== Given exercise ==
Return the full material exactly.

== Record extracts ==
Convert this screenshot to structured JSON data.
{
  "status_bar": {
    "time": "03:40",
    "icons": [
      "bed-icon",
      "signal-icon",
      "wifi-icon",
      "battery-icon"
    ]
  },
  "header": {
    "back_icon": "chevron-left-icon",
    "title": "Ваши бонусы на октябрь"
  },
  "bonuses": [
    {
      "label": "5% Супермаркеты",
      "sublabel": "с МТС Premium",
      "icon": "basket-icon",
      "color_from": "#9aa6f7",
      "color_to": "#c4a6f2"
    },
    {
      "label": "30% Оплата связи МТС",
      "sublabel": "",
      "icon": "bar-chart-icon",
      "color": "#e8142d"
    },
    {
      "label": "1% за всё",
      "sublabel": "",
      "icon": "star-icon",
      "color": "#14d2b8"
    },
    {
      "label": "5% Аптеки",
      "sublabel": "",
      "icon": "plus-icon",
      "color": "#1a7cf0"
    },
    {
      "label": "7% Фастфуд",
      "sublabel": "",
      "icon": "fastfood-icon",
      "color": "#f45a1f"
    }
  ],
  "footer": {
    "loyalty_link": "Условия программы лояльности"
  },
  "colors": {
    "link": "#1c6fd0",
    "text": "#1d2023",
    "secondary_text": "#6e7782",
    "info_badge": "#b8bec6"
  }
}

== Expected answer ==
Convert this screenshot to structured JSON data.
{
  "status_bar": {
    "time": "03:40",
    "icons": [
      "bed-icon",
      "signal-icon",
      "wifi-icon",
      "battery-icon"
    ]
  },
  "header": {
    "back_icon": "chevron-left-icon",
    "title": "Ваши бонусы на октябрь"
  },
  "bonuses": [
    {
      "label": "5% Супермаркеты",
      "sublabel": "с МТС Premium",
      "icon": "basket-icon",
      "color_from": "#9aa6f7",
      "color_to": "#c4a6f2"
    },
    {
      "label": "30% Оплата связи МТС",
      "sublabel": "",
      "icon": "bar-chart-icon",
      "color": "#e8142d"
    },
    {
      "label": "1% за всё",
      "sublabel": "",
      "icon": "star-icon",
      "color": "#14d2b8"
    },
    {
      "label": "5% Аптеки",
      "sublabel": "",
      "icon": "plus-icon",
      "color": "#1a7cf0"
    },
    {
      "label": "7% Фастфуд",
      "sublabel": "",
      "icon": "fastfood-icon",
      "color": "#f45a1f"
    }
  ],
  "footer": {
    "loyalty_link": "Условия программы лояльности"
  },
  "colors": {
    "link": "#1c6fd0",
    "text": "#1d2023",
    "secondary_text": "#6e7782",
    "info_badge": "#b8bec6"
  }
}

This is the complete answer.